### TASK STATEMENT
Copy out all lines in the data below containing the string "change".

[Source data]
^^^^^^^^

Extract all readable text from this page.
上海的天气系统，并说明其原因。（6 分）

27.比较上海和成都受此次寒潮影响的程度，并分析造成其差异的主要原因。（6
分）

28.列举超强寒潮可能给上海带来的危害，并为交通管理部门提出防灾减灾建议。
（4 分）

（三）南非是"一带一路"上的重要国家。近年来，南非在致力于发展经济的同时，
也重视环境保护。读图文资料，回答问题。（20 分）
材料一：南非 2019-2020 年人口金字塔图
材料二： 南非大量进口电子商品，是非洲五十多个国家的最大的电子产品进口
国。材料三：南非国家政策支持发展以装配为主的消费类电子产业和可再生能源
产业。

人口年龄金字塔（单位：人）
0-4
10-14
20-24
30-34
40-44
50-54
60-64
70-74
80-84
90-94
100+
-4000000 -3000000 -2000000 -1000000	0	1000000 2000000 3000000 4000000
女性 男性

^^^^^^^^

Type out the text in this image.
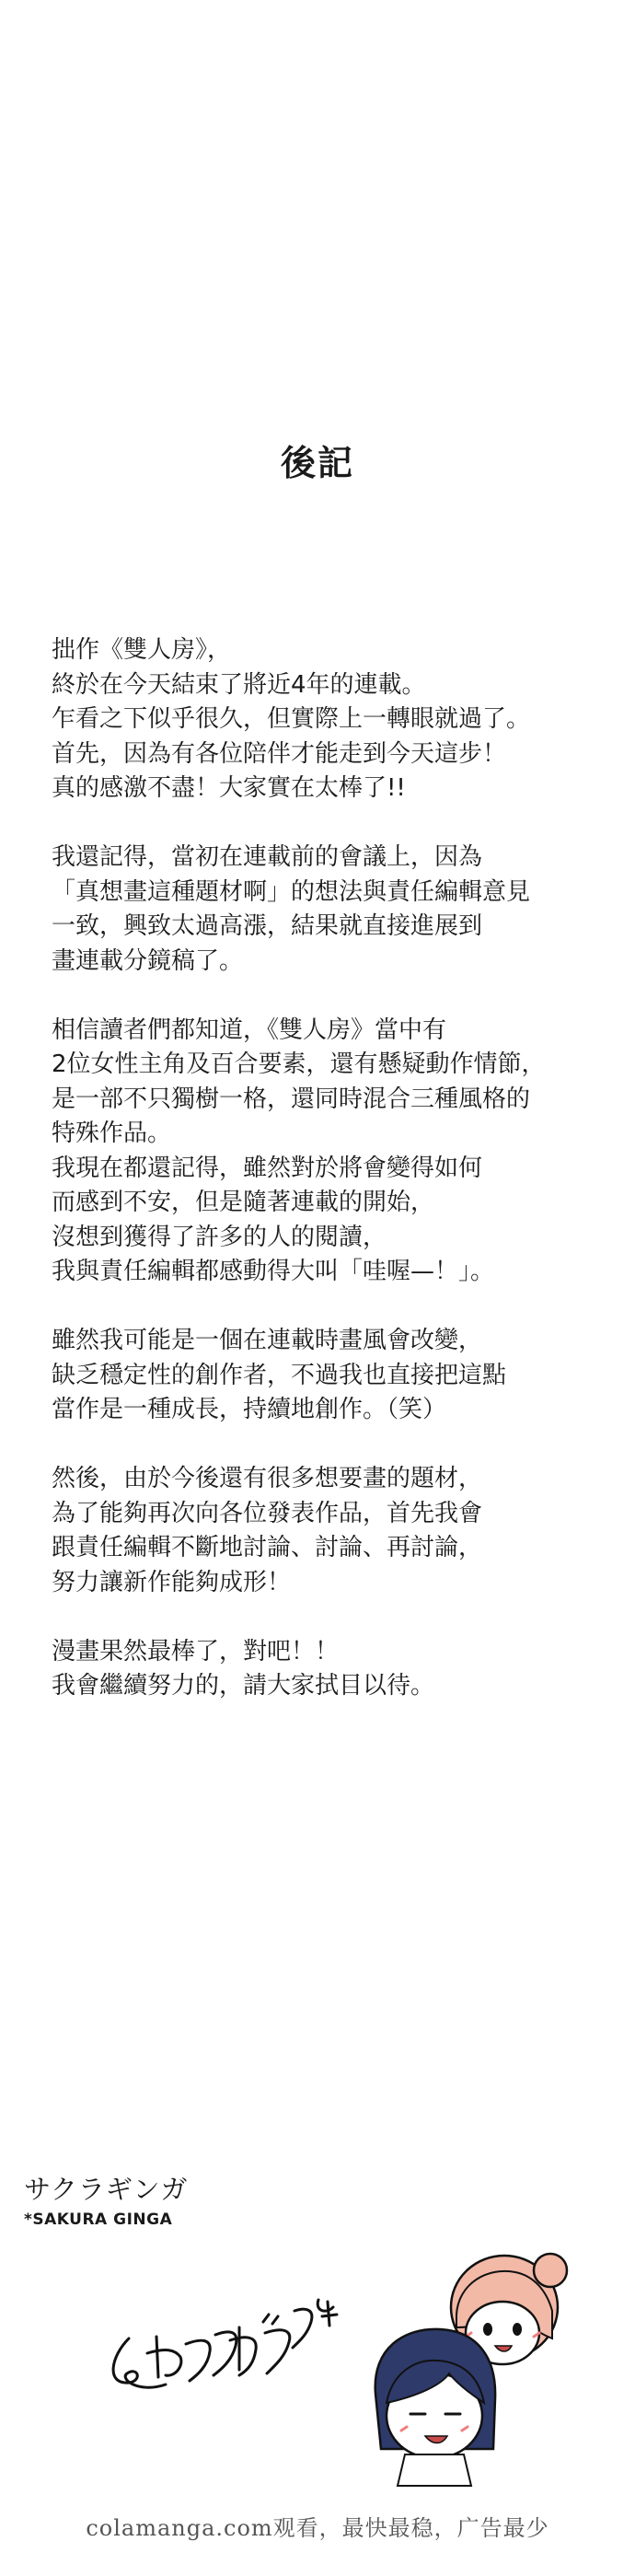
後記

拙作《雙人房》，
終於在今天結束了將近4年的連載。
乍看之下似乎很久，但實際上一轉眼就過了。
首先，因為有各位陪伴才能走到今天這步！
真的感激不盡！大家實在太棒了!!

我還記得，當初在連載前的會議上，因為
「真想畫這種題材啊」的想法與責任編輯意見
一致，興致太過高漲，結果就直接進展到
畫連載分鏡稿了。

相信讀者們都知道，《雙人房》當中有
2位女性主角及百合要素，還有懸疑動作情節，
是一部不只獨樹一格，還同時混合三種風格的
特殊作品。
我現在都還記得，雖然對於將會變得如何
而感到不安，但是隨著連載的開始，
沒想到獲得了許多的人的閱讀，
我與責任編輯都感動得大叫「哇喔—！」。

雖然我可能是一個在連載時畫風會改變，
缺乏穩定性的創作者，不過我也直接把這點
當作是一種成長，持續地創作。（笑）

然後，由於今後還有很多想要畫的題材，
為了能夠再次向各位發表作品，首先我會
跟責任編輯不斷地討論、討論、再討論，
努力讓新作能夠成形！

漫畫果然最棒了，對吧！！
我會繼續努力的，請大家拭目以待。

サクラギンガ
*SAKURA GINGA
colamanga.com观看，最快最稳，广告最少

^^^^^^^^

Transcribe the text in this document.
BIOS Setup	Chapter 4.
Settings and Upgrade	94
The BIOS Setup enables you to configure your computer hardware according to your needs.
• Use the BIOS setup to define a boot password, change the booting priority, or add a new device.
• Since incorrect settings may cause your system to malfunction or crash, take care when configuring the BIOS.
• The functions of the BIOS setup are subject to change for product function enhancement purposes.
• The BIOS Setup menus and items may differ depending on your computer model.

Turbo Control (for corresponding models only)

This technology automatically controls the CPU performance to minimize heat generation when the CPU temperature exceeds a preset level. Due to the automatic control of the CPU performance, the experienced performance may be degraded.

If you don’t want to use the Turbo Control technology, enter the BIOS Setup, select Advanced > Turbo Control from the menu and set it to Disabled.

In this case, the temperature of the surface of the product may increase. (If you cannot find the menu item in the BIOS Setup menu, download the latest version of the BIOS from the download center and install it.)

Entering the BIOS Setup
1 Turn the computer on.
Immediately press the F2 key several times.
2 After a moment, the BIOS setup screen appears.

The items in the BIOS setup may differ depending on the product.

^^^^^^^^

### RESPONSE TO THE TASK
• Use the BIOS setup to define a boot password, change the booting priority, or add a new device.
• The functions of the BIOS setup are subject to change for product function enhancement purposes.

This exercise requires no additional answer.